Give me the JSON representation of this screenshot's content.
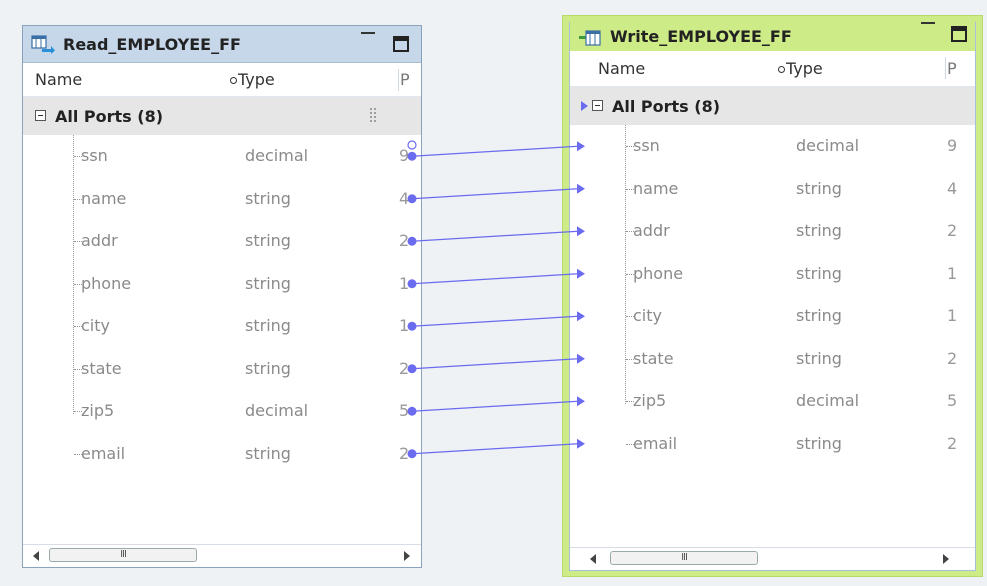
{
  "source": {
    "title": "Read_EMPLOYEE_FF",
    "icon": "read-flatfile-icon",
    "columns": {
      "name": "Name",
      "type": "Type",
      "precision": "P"
    },
    "group_label": "All Ports (8)",
    "ports": [
      {
        "name": "ssn",
        "type": "decimal",
        "precision": "9"
      },
      {
        "name": "name",
        "type": "string",
        "precision": "4"
      },
      {
        "name": "addr",
        "type": "string",
        "precision": "2"
      },
      {
        "name": "phone",
        "type": "string",
        "precision": "1"
      },
      {
        "name": "city",
        "type": "string",
        "precision": "1"
      },
      {
        "name": "state",
        "type": "string",
        "precision": "2"
      },
      {
        "name": "zip5",
        "type": "decimal",
        "precision": "5"
      },
      {
        "name": "email",
        "type": "string",
        "precision": "2"
      }
    ],
    "scrollbar_thumb": "III"
  },
  "target": {
    "title": "Write_EMPLOYEE_FF",
    "icon": "write-flatfile-icon",
    "columns": {
      "name": "Name",
      "type": "Type",
      "precision": "P"
    },
    "group_label": "All Ports (8)",
    "ports": [
      {
        "name": "ssn",
        "type": "decimal",
        "precision": "9"
      },
      {
        "name": "name",
        "type": "string",
        "precision": "4"
      },
      {
        "name": "addr",
        "type": "string",
        "precision": "2"
      },
      {
        "name": "phone",
        "type": "string",
        "precision": "1"
      },
      {
        "name": "city",
        "type": "string",
        "precision": "1"
      },
      {
        "name": "state",
        "type": "string",
        "precision": "2"
      },
      {
        "name": "zip5",
        "type": "decimal",
        "precision": "5"
      },
      {
        "name": "email",
        "type": "string",
        "precision": "2"
      }
    ],
    "scrollbar_thumb": "III"
  },
  "links": [
    {
      "from": "ssn",
      "to": "ssn"
    },
    {
      "from": "name",
      "to": "name"
    },
    {
      "from": "addr",
      "to": "addr"
    },
    {
      "from": "phone",
      "to": "phone"
    },
    {
      "from": "city",
      "to": "city"
    },
    {
      "from": "state",
      "to": "state"
    },
    {
      "from": "zip5",
      "to": "zip5"
    },
    {
      "from": "email",
      "to": "email"
    }
  ],
  "colors": {
    "link": "#6b6bf0",
    "source_title_bg": "#c5d7e8",
    "target_title_bg": "#cdeb86",
    "canvas_bg": "#eef2f5"
  }
}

____

*The problem*:
Working from the entries above, return all lines that contain "email".

*Finished task*:
        "name": "email",
        "name": "email",
      "from": "email",
      "to": "email"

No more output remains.